# SHORT PROBLEM:
Locate every line in the records below that holds the word "استقبال" and return each one.

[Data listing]
- - - - -

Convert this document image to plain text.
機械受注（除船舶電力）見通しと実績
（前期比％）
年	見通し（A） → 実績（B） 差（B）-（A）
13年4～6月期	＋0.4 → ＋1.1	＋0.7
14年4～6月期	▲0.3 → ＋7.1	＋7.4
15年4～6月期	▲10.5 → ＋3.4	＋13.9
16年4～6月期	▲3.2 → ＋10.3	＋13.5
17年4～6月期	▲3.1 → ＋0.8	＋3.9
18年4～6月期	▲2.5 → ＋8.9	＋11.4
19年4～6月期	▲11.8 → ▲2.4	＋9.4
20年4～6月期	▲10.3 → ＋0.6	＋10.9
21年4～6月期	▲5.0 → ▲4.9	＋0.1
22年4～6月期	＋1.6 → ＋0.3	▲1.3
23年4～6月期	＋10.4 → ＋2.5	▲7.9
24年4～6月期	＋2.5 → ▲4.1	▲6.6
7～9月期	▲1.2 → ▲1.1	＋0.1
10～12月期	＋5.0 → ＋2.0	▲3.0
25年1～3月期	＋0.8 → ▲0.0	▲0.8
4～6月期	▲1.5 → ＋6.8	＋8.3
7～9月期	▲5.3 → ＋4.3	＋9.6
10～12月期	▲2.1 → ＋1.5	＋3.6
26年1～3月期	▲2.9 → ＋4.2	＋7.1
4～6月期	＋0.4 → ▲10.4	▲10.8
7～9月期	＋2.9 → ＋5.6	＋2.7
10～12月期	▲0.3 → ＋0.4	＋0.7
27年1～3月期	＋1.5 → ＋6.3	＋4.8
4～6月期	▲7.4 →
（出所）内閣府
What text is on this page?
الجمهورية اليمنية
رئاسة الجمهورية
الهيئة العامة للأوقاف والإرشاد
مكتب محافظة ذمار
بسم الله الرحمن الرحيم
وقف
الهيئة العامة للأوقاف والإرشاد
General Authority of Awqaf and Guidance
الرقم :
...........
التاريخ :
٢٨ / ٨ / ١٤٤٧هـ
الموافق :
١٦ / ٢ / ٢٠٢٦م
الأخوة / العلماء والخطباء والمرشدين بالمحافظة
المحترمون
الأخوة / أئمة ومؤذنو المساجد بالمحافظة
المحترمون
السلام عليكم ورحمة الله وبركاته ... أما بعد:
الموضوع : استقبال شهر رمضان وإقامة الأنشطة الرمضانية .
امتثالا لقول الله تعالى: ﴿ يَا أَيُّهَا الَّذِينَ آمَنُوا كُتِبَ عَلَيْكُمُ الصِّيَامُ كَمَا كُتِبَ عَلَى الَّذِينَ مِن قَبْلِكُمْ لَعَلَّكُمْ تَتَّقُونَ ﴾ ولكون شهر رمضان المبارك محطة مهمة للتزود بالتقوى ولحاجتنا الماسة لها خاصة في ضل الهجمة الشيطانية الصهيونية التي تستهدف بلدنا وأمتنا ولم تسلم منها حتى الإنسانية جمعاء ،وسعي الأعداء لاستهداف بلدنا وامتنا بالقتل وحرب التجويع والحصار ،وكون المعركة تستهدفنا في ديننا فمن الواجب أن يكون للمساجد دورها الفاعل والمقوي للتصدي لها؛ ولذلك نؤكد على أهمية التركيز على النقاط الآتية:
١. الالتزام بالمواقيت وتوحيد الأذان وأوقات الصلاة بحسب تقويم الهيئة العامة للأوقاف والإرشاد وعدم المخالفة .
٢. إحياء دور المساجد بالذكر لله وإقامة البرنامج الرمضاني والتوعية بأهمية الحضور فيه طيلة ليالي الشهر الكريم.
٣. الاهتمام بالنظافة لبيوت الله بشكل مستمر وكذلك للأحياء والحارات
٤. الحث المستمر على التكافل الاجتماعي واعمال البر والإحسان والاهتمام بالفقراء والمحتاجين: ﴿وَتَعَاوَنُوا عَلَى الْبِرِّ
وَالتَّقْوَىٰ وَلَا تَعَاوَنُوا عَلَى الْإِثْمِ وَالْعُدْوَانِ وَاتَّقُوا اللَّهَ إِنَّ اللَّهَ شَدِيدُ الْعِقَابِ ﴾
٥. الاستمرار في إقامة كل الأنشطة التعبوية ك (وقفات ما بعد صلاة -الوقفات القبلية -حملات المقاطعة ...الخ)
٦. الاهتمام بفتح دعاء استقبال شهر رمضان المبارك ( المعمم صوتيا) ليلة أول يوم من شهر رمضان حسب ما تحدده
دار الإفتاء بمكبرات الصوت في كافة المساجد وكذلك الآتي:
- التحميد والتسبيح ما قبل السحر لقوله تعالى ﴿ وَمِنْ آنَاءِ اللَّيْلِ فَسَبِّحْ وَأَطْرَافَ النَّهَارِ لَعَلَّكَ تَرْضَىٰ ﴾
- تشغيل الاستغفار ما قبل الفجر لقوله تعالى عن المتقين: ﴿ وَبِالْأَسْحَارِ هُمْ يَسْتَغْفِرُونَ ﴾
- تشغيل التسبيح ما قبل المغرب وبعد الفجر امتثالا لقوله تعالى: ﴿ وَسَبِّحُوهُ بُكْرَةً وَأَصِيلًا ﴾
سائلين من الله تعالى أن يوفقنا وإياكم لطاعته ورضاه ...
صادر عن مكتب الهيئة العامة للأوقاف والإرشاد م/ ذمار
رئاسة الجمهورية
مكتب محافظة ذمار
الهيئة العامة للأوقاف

- - - - -

# EXPECTED ANSWER:
الموضوع : استقبال شهر رمضان وإقامة الأنشطة الرمضانية .
٦. الاهتمام بفتح دعاء استقبال شهر رمضان المبارك ( المعمم صوتيا) ليلة أول يوم من شهر رمضان حسب ما تحدده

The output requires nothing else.